>> Begin

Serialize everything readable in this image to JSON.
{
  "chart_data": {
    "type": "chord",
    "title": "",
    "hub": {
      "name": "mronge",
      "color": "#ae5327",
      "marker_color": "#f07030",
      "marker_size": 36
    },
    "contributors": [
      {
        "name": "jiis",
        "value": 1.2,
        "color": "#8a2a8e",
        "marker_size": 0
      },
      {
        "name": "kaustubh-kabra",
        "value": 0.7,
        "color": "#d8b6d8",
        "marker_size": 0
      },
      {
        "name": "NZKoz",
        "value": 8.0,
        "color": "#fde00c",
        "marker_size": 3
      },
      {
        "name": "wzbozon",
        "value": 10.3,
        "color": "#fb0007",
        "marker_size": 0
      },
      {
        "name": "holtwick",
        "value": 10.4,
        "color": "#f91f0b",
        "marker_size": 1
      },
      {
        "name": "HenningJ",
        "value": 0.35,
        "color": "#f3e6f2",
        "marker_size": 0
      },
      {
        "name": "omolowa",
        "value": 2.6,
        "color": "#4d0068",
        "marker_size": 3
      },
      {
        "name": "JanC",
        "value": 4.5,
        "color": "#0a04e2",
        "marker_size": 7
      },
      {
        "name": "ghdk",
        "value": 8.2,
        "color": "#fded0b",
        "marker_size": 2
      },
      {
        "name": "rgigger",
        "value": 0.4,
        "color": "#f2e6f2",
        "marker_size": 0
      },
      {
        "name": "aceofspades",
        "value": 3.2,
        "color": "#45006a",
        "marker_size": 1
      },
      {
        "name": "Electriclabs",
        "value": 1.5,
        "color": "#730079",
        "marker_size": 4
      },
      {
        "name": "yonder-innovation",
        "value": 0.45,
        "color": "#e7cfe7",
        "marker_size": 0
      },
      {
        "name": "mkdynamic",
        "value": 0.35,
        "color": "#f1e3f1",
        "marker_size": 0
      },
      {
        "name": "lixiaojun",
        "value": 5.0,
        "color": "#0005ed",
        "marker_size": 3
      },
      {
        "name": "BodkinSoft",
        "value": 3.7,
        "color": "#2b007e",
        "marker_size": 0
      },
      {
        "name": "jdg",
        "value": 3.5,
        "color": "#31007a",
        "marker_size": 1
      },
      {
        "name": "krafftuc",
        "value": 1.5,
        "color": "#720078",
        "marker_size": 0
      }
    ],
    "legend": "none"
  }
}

>> End

■ **WHAT YOU NEED TO DO**
Restate all of the entries above precisely.

■ **TASK ANSWER**
Serialize everything readable in this image to JSON.
{
  "chart_data": {
    "type": "chord",
    "title": "",
    "hub": {
      "name": "mronge",
      "color": "#ae5327",
      "marker_color": "#f07030",
      "marker_size": 36
    },
    "contributors": [
      {
        "name": "jiis",
        "value": 1.2,
        "color": "#8a2a8e",
        "marker_size": 0
      },
      {
        "name": "kaustubh-kabra",
        "value": 0.7,
        "color": "#d8b6d8",
        "marker_size": 0
      },
      {
        "name": "NZKoz",
        "value": 8.0,
        "color": "#fde00c",
        "marker_size": 3
      },
      {
        "name": "wzbozon",
        "value": 10.3,
        "color": "#fb0007",
        "marker_size": 0
      },
      {
        "name": "holtwick",
        "value": 10.4,
        "color": "#f91f0b",
        "marker_size": 1
      },
      {
        "name": "HenningJ",
        "value": 0.35,
        "color": "#f3e6f2",
        "marker_size": 0
      },
      {
        "name": "omolowa",
        "value": 2.6,
        "color": "#4d0068",
        "marker_size": 3
      },
      {
        "name": "JanC",
        "value": 4.5,
        "color": "#0a04e2",
        "marker_size": 7
      },
      {
        "name": "ghdk",
        "value": 8.2,
        "color": "#fded0b",
        "marker_size": 2
      },
      {
        "name": "rgigger",
        "value": 0.4,
        "color": "#f2e6f2",
        "marker_size": 0
      },
      {
        "name": "aceofspades",
        "value": 3.2,
        "color": "#45006a",
        "marker_size": 1
      },
      {
        "name": "Electriclabs",
        "value": 1.5,
        "color": "#730079",
        "marker_size": 4
      },
      {
        "name": "yonder-innovation",
        "value": 0.45,
        "color": "#e7cfe7",
        "marker_size": 0
      },
      {
        "name": "mkdynamic",
        "value": 0.35,
        "color": "#f1e3f1",
        "marker_size": 0
      },
      {
        "name": "lixiaojun",
        "value": 5.0,
        "color": "#0005ed",
        "marker_size": 3
      },
      {
        "name": "BodkinSoft",
        "value": 3.7,
        "color": "#2b007e",
        "marker_size": 0
      },
      {
        "name": "jdg",
        "value": 3.5,
        "color": "#31007a",
        "marker_size": 1
      },
      {
        "name": "krafftuc",
        "value": 1.5,
        "color": "#720078",
        "marker_size": 0
      }
    ],
    "legend": "none"
  }
}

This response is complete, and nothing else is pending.